EXERCISE GOAL | Return the material below in full and exactly.

○ ○ ○

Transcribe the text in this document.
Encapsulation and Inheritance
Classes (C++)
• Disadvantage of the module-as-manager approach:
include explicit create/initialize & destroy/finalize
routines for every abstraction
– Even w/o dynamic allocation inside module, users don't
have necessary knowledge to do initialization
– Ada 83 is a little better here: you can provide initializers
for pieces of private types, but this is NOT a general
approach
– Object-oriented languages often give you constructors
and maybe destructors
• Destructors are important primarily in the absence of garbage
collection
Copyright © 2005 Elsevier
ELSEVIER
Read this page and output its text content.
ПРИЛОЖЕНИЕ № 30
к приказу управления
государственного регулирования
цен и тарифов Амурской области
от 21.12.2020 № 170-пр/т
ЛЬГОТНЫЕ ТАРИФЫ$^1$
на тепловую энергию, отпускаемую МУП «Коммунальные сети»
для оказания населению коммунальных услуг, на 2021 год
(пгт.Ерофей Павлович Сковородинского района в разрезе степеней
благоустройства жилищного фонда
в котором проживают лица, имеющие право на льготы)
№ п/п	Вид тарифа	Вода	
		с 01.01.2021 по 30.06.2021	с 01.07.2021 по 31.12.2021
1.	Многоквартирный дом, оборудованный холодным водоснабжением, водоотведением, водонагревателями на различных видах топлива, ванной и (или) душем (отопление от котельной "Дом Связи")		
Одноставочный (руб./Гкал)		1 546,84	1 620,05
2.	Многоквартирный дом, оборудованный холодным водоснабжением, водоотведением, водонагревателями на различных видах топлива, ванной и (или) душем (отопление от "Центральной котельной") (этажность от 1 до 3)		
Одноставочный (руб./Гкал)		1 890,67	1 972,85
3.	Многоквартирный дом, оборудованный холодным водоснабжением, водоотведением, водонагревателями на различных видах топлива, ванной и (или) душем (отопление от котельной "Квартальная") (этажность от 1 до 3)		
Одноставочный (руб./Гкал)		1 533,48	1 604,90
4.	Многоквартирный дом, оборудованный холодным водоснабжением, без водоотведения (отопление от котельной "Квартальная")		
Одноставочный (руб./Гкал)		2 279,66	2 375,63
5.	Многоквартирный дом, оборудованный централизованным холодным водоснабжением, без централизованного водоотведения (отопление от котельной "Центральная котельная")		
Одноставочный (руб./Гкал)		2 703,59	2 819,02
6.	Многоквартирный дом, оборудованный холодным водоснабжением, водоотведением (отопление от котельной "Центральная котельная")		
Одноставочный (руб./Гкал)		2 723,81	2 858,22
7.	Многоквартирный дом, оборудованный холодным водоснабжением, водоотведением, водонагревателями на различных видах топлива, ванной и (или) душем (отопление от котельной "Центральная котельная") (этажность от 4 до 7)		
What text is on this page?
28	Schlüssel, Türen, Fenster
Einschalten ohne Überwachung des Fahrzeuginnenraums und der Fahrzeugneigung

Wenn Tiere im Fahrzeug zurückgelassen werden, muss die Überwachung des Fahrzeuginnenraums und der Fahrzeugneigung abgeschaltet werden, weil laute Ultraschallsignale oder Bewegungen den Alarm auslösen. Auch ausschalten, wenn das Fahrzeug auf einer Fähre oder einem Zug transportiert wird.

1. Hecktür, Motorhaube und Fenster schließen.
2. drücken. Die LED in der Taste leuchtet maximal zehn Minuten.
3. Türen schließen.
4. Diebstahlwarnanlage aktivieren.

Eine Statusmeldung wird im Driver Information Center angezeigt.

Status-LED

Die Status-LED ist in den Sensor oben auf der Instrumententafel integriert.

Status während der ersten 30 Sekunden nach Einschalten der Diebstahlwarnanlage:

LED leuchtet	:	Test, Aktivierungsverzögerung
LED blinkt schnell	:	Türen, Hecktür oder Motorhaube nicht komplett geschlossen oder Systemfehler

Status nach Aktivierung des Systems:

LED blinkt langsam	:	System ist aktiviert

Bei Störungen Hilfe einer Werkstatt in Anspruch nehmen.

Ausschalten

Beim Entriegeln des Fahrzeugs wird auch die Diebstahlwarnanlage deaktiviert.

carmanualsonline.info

○ ○ ○

EXPECTED ANSWER |
Transcribe the text in this document.
Encapsulation and Inheritance
Classes (C++)
• Disadvantage of the module-as-manager approach:
include explicit create/initialize & destroy/finalize
routines for every abstraction
– Even w/o dynamic allocation inside module, users don't
have necessary knowledge to do initialization
– Ada 83 is a little better here: you can provide initializers
for pieces of private types, but this is NOT a general
approach
– Object-oriented languages often give you constructors
and maybe destructors
• Destructors are important primarily in the absence of garbage
collection
Copyright © 2005 Elsevier
ELSEVIER
Read this page and output its text content.
ПРИЛОЖЕНИЕ № 30
к приказу управления
государственного регулирования
цен и тарифов Амурской области
от 21.12.2020 № 170-пр/т
ЛЬГОТНЫЕ ТАРИФЫ$^1$
на тепловую энергию, отпускаемую МУП «Коммунальные сети»
для оказания населению коммунальных услуг, на 2021 год
(пгт.Ерофей Павлович Сковородинского района в разрезе степеней
благоустройства жилищного фонда
в котором проживают лица, имеющие право на льготы)
№ п/п	Вид тарифа	Вода	
		с 01.01.2021 по 30.06.2021	с 01.07.2021 по 31.12.2021
1.	Многоквартирный дом, оборудованный холодным водоснабжением, водоотведением, водонагревателями на различных видах топлива, ванной и (или) душем (отопление от котельной "Дом Связи")		
Одноставочный (руб./Гкал)		1 546,84	1 620,05
2.	Многоквартирный дом, оборудованный холодным водоснабжением, водоотведением, водонагревателями на различных видах топлива, ванной и (или) душем (отопление от "Центральной котельной") (этажность от 1 до 3)		
Одноставочный (руб./Гкал)		1 890,67	1 972,85
3.	Многоквартирный дом, оборудованный холодным водоснабжением, водоотведением, водонагревателями на различных видах топлива, ванной и (или) душем (отопление от котельной "Квартальная") (этажность от 1 до 3)		
Одноставочный (руб./Гкал)		1 533,48	1 604,90
4.	Многоквартирный дом, оборудованный холодным водоснабжением, без водоотведения (отопление от котельной "Квартальная")		
Одноставочный (руб./Гкал)		2 279,66	2 375,63
5.	Многоквартирный дом, оборудованный централизованным холодным водоснабжением, без централизованного водоотведения (отопление от котельной "Центральная котельная")		
Одноставочный (руб./Гкал)		2 703,59	2 819,02
6.	Многоквартирный дом, оборудованный холодным водоснабжением, водоотведением (отопление от котельной "Центральная котельная")		
Одноставочный (руб./Гкал)		2 723,81	2 858,22
7.	Многоквартирный дом, оборудованный холодным водоснабжением, водоотведением, водонагревателями на различных видах топлива, ванной и (или) душем (отопление от котельной "Центральная котельная") (этажность от 4 до 7)		
What text is on this page?
28	Schlüssel, Türen, Fenster
Einschalten ohne Überwachung des Fahrzeuginnenraums und der Fahrzeugneigung

Wenn Tiere im Fahrzeug zurückgelassen werden, muss die Überwachung des Fahrzeuginnenraums und der Fahrzeugneigung abgeschaltet werden, weil laute Ultraschallsignale oder Bewegungen den Alarm auslösen. Auch ausschalten, wenn das Fahrzeug auf einer Fähre oder einem Zug transportiert wird.

1. Hecktür, Motorhaube und Fenster schließen.
2. drücken. Die LED in der Taste leuchtet maximal zehn Minuten.
3. Türen schließen.
4. Diebstahlwarnanlage aktivieren.

Eine Statusmeldung wird im Driver Information Center angezeigt.

Status-LED

Die Status-LED ist in den Sensor oben auf der Instrumententafel integriert.

Status während der ersten 30 Sekunden nach Einschalten der Diebstahlwarnanlage:

LED leuchtet	:	Test, Aktivierungsverzögerung
LED blinkt schnell	:	Türen, Hecktür oder Motorhaube nicht komplett geschlossen oder Systemfehler

Status nach Aktivierung des Systems:

LED blinkt langsam	:	System ist aktiviert

Bei Störungen Hilfe einer Werkstatt in Anspruch nehmen.

Ausschalten

Beim Entriegeln des Fahrzeugs wird auch die Diebstahlwarnanlage deaktiviert.

carmanualsonline.info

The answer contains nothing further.